PROBLEM DESCRIPTION — Count the lines below that contain the word "icon", and reply with only that number.

RECORD SET —

================

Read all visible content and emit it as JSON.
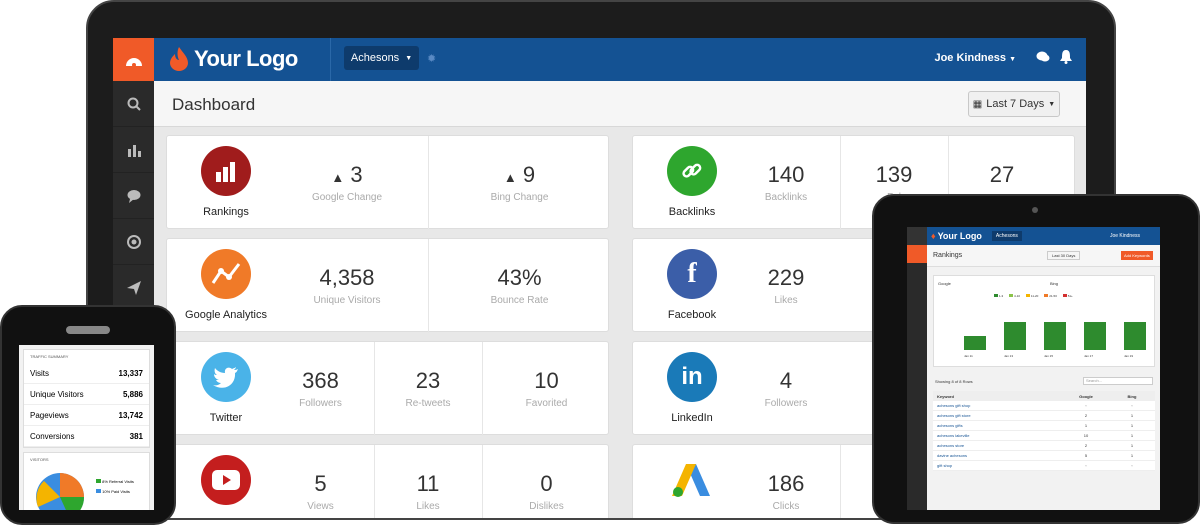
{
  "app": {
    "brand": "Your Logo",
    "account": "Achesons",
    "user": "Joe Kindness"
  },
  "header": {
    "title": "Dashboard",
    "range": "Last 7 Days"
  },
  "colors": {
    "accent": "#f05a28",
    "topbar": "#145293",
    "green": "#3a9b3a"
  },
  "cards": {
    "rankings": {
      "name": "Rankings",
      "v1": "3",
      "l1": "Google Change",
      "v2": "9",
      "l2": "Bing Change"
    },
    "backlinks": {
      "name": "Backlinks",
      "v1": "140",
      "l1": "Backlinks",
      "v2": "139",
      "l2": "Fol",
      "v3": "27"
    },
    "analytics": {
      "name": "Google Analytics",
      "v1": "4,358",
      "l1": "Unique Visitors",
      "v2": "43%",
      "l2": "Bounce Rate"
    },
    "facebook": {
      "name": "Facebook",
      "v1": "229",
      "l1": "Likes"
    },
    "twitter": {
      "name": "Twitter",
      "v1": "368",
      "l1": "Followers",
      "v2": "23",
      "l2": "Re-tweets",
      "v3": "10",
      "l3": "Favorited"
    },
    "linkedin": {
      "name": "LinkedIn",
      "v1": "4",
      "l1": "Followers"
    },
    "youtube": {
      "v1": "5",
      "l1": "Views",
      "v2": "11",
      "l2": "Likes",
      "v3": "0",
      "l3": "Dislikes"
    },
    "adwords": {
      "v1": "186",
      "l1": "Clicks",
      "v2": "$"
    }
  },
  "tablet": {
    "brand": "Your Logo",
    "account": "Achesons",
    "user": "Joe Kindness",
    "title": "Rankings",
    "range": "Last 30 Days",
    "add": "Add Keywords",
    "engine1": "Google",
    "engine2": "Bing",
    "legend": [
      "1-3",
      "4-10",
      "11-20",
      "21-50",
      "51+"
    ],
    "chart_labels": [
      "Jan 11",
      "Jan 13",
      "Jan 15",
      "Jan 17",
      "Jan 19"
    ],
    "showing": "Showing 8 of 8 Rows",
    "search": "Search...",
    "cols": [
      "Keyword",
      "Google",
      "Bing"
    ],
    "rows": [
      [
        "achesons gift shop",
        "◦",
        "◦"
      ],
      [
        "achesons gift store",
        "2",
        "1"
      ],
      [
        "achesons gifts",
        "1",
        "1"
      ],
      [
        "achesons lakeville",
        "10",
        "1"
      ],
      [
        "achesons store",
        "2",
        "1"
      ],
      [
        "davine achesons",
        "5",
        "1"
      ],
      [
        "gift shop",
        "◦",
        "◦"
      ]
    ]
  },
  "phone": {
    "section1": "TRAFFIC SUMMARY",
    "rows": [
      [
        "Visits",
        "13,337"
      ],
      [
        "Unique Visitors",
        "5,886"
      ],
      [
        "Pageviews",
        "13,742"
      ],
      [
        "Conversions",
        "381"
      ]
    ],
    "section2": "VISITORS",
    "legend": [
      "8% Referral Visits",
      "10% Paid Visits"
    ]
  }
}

================

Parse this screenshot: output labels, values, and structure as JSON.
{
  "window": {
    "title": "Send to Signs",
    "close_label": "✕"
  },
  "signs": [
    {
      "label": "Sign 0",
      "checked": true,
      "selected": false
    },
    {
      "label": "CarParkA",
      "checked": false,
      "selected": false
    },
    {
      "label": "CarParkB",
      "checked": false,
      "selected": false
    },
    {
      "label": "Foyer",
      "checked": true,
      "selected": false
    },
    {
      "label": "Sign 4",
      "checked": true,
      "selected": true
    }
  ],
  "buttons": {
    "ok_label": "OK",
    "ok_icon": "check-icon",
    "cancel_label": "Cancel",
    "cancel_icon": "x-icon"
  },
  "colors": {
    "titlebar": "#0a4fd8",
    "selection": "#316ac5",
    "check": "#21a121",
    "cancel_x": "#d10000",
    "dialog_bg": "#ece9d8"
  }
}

================

SOLVED EXERCISE — 2